-------- RECORDS TO USE

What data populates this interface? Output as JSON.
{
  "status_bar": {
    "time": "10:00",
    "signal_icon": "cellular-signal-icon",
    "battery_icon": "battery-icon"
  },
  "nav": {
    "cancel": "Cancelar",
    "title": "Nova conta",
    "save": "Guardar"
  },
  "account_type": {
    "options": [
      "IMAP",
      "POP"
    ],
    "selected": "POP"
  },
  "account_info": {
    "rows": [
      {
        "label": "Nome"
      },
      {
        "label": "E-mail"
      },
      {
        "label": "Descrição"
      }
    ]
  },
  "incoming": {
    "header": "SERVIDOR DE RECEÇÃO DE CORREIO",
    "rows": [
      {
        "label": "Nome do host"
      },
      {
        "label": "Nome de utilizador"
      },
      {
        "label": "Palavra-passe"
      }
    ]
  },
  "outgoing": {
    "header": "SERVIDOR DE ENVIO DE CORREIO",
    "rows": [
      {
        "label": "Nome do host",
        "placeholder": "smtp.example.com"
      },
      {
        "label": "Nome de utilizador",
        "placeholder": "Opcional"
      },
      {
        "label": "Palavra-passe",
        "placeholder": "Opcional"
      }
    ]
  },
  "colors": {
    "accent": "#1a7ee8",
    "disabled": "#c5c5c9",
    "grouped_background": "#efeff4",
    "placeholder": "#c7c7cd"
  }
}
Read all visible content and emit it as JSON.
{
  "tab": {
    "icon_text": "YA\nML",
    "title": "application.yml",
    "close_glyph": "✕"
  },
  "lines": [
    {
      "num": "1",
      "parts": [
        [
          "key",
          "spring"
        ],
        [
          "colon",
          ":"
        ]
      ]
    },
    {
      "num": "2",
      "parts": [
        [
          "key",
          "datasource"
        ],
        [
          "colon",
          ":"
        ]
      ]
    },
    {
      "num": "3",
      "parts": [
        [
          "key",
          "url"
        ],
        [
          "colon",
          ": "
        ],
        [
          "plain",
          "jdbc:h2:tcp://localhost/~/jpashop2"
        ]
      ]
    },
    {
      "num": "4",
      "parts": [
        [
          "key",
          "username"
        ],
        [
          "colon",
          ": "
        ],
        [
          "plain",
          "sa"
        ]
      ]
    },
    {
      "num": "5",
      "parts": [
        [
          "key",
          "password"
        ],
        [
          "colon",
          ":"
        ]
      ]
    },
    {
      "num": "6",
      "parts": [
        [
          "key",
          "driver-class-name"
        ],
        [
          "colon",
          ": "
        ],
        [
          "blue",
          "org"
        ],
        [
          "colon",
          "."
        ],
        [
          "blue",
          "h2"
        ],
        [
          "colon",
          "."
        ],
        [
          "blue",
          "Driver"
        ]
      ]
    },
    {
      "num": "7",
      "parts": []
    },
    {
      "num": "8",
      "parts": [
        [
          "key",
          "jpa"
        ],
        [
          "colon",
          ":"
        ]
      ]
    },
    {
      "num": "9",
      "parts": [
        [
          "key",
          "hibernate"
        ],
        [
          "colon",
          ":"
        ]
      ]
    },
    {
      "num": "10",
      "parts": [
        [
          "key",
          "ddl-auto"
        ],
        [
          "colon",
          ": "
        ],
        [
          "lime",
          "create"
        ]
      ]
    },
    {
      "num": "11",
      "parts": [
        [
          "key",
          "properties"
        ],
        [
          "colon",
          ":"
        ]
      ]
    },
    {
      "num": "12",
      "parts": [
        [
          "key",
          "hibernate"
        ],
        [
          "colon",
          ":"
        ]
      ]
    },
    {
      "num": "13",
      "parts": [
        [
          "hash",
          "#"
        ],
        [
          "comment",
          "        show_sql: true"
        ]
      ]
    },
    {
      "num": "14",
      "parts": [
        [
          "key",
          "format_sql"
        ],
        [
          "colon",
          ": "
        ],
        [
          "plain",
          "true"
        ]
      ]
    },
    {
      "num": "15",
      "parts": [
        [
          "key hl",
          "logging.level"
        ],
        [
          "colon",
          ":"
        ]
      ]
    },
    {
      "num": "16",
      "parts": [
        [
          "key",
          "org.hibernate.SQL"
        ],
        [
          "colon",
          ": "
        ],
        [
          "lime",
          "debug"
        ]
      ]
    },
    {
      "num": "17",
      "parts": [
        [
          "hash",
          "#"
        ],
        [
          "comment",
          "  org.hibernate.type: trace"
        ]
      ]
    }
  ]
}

----------------

Copy whichever lines in the listing above contain the word "header".

* EXERCISE RESPONSE:
    "header": "SERVIDOR DE RECEÇÃO DE CORREIO",
    "header": "SERVIDOR DE ENVIO DE CORREIO",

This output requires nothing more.